* [DIRECTIONS FOR THIS TASK]:
Your response should consist of every line below, reproduced without alteration.
***** DATASET RECORDS *****
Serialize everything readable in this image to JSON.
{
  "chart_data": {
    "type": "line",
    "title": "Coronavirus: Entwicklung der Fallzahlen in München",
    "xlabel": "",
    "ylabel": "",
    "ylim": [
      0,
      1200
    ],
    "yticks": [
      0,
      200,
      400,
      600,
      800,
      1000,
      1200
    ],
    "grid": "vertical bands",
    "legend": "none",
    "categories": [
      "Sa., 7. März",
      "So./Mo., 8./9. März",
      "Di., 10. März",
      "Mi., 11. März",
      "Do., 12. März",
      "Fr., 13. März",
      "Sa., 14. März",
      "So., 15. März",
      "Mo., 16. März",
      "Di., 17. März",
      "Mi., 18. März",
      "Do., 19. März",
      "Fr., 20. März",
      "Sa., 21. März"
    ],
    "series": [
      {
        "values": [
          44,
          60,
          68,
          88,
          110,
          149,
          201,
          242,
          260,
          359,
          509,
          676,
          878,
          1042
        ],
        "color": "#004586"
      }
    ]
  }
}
*****
* [OUTPUT]:
Serialize everything readable in this image to JSON.
{
  "chart_data": {
    "type": "line",
    "title": "Coronavirus: Entwicklung der Fallzahlen in München",
    "xlabel": "",
    "ylabel": "",
    "ylim": [
      0,
      1200
    ],
    "yticks": [
      0,
      200,
      400,
      600,
      800,
      1000,
      1200
    ],
    "grid": "vertical bands",
    "legend": "none",
    "categories": [
      "Sa., 7. März",
      "So./Mo., 8./9. März",
      "Di., 10. März",
      "Mi., 11. März",
      "Do., 12. März",
      "Fr., 13. März",
      "Sa., 14. März",
      "So., 15. März",
      "Mo., 16. März",
      "Di., 17. März",
      "Mi., 18. März",
      "Do., 19. März",
      "Fr., 20. März",
      "Sa., 21. März"
    ],
    "series": [
      {
        "values": [
          44,
          60,
          68,
          88,
          110,
          149,
          201,
          242,
          260,
          359,
          509,
          676,
          878,
          1042
        ],
        "color": "#004586"
      }
    ]
  }
}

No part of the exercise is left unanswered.